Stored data
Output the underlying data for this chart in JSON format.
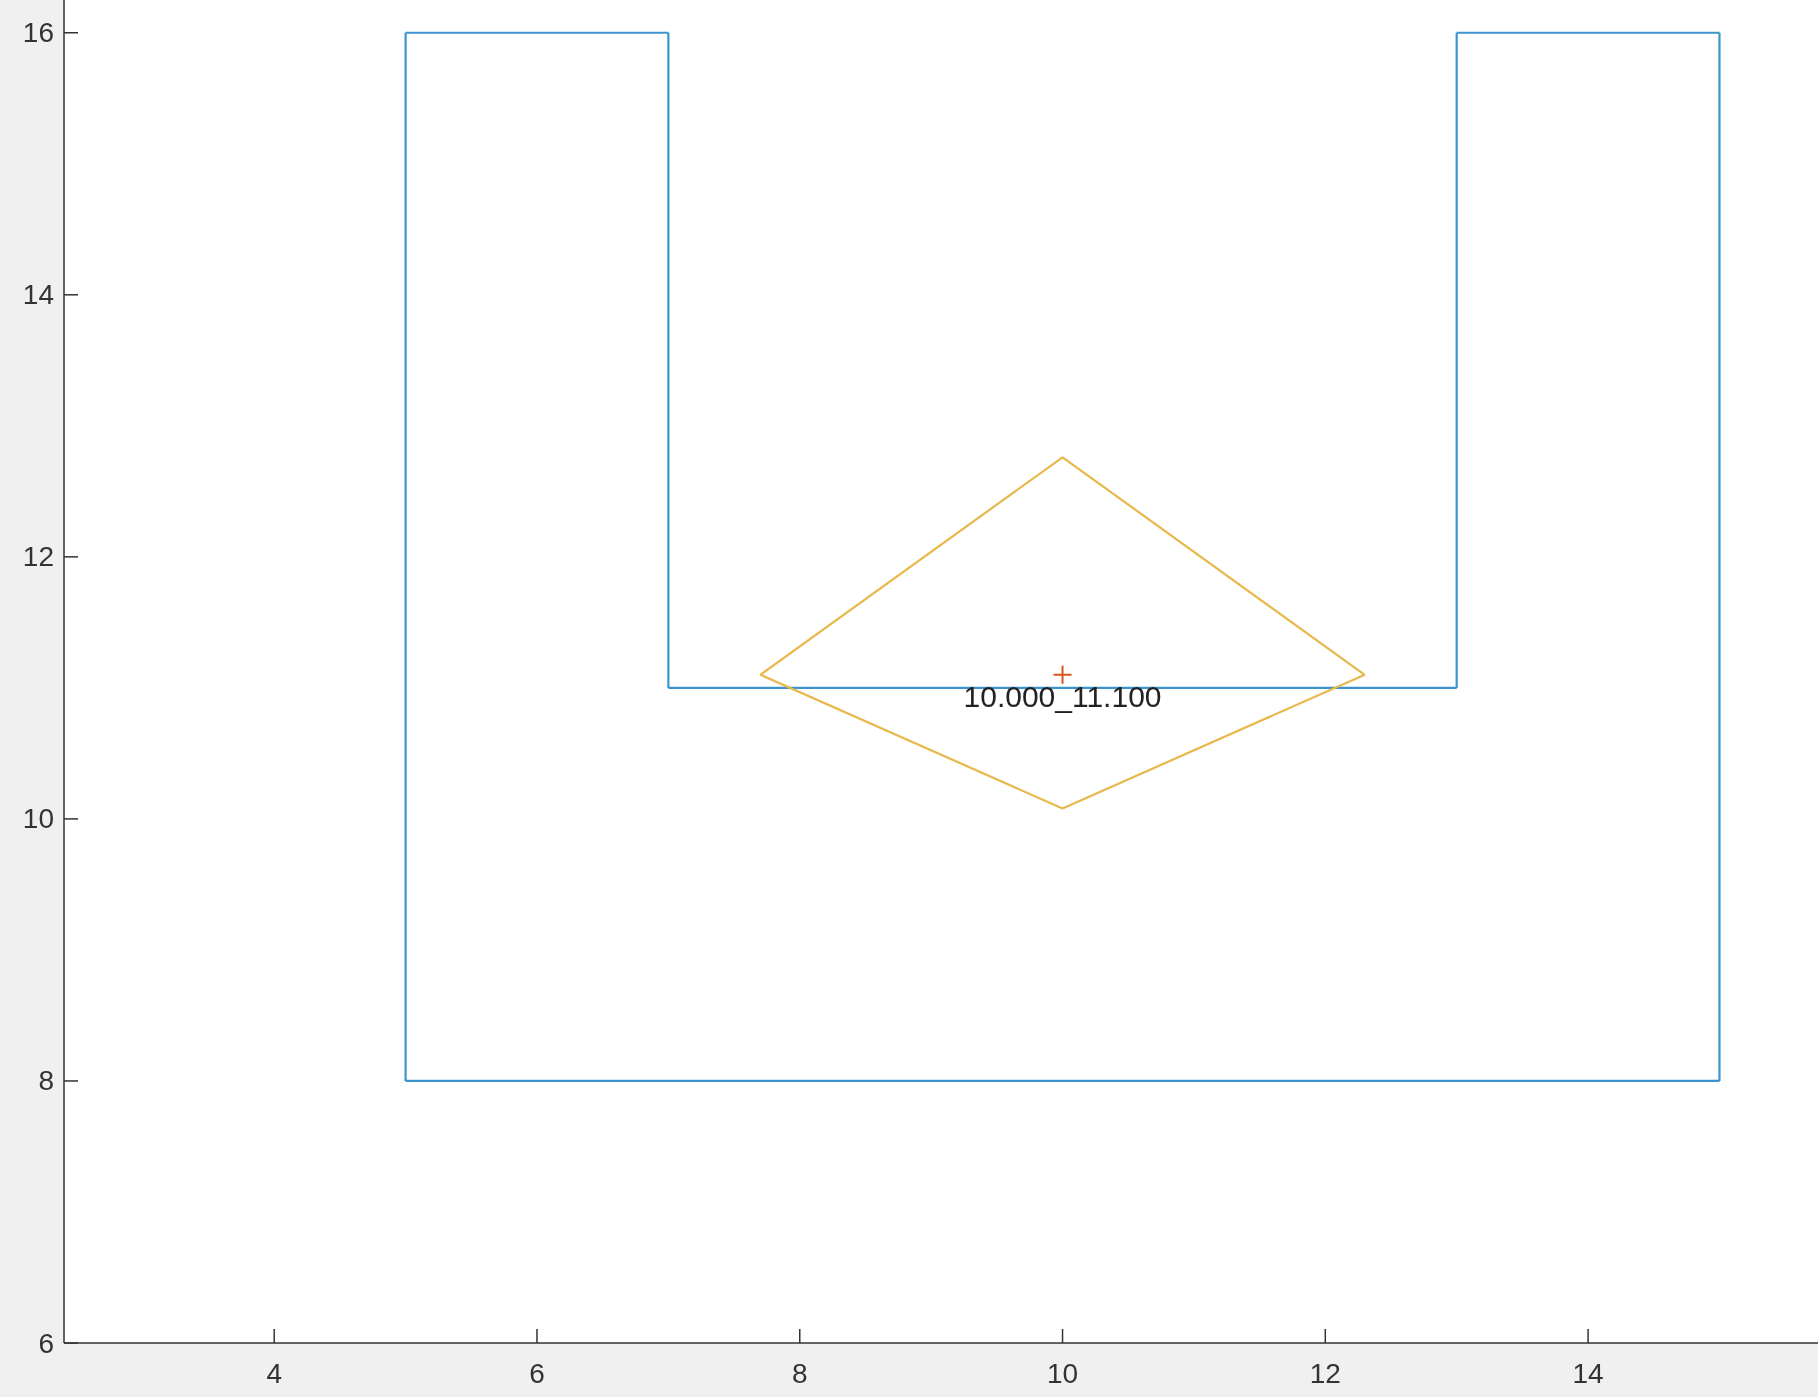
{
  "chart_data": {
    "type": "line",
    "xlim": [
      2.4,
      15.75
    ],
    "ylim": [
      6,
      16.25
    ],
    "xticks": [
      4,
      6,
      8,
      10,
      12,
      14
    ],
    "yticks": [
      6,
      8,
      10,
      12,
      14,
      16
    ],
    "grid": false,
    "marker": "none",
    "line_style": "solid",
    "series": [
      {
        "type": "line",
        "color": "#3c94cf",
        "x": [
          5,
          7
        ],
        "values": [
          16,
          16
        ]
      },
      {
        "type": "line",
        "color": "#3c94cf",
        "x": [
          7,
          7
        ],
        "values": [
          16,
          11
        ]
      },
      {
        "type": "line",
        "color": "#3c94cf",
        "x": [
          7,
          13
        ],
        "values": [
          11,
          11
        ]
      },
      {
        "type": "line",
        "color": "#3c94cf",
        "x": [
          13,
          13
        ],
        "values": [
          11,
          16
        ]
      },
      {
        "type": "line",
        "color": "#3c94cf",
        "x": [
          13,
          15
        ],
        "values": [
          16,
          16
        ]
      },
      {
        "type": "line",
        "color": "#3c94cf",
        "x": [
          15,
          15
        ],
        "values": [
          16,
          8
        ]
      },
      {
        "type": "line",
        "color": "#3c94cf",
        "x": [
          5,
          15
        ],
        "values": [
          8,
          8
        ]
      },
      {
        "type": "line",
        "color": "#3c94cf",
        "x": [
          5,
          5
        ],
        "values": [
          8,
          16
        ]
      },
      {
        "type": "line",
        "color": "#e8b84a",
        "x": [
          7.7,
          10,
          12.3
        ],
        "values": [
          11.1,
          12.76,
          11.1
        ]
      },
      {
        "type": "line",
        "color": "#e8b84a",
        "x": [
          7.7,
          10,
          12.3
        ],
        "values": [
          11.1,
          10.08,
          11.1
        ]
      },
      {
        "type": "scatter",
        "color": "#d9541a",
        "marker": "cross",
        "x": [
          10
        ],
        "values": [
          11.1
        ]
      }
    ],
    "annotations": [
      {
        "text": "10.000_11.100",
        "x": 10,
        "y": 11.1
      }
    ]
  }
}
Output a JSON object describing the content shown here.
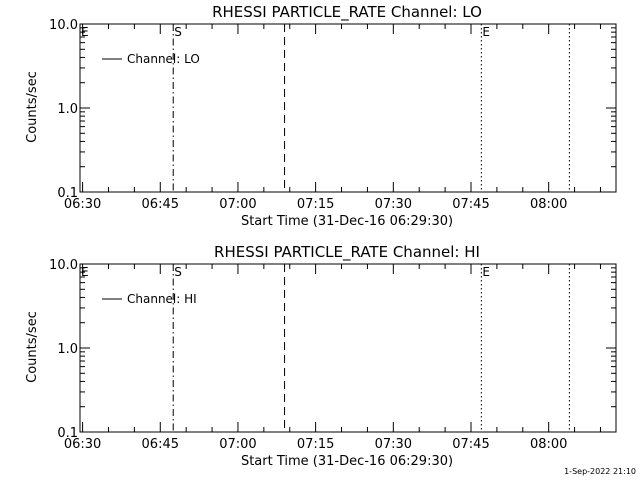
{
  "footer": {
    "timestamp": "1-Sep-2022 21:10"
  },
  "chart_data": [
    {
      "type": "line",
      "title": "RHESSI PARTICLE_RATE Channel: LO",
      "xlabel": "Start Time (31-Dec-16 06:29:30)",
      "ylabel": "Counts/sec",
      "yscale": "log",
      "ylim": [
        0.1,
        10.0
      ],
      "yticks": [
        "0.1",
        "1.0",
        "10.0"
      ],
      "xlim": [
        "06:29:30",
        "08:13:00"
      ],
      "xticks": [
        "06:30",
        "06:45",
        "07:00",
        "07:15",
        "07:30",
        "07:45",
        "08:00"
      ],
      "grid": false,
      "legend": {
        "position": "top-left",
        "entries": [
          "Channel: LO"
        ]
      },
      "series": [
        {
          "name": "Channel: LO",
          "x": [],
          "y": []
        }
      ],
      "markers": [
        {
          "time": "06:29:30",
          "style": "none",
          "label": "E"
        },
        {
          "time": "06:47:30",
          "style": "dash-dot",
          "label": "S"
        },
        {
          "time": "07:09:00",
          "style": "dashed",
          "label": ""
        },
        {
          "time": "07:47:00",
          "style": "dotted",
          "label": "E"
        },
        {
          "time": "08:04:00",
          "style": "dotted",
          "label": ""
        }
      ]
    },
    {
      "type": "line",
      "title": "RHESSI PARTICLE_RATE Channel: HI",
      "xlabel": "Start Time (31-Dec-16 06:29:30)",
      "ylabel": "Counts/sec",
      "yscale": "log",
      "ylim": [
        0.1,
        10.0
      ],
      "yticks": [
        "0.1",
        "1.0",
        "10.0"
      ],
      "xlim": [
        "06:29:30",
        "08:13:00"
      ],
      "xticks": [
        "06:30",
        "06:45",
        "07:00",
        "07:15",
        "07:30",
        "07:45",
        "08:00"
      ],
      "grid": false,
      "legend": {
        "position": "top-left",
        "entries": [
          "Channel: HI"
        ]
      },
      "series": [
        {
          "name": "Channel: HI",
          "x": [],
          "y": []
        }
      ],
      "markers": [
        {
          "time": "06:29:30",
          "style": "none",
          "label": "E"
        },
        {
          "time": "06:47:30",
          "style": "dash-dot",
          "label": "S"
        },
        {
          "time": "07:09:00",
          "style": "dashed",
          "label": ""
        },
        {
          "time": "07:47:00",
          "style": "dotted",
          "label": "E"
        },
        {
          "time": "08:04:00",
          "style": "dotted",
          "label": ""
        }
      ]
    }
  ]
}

--

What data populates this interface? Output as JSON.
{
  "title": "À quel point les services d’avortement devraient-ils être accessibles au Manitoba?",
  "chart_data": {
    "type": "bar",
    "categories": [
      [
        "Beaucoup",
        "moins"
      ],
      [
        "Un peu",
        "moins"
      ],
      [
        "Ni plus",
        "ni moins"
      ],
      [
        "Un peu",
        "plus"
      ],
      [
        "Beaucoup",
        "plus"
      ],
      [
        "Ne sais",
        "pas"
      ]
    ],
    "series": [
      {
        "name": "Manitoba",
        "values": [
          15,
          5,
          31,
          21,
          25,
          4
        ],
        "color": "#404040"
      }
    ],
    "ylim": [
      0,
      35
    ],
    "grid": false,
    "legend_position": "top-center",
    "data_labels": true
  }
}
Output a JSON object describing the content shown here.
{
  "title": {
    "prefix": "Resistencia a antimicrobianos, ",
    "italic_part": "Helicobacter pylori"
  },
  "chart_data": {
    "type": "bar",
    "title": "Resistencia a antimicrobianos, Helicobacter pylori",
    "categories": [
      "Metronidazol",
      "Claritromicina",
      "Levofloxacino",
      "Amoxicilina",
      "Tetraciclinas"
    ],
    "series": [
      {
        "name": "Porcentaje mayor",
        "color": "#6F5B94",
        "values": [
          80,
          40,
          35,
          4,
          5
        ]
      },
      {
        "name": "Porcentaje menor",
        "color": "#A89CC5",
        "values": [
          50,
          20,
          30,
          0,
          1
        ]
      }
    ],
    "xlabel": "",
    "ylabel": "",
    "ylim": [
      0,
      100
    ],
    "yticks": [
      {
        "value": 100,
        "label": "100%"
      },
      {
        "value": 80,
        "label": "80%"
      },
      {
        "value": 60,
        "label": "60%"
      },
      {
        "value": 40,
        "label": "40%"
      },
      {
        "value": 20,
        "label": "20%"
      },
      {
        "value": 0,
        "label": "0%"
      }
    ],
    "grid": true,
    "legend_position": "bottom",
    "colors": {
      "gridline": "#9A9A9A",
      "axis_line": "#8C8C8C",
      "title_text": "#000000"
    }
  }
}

WHAT THE TASK REQUIRES: Search the lines for the word "Resistencia" and report how many contain it, by number only.

TASK OUTPUT: 2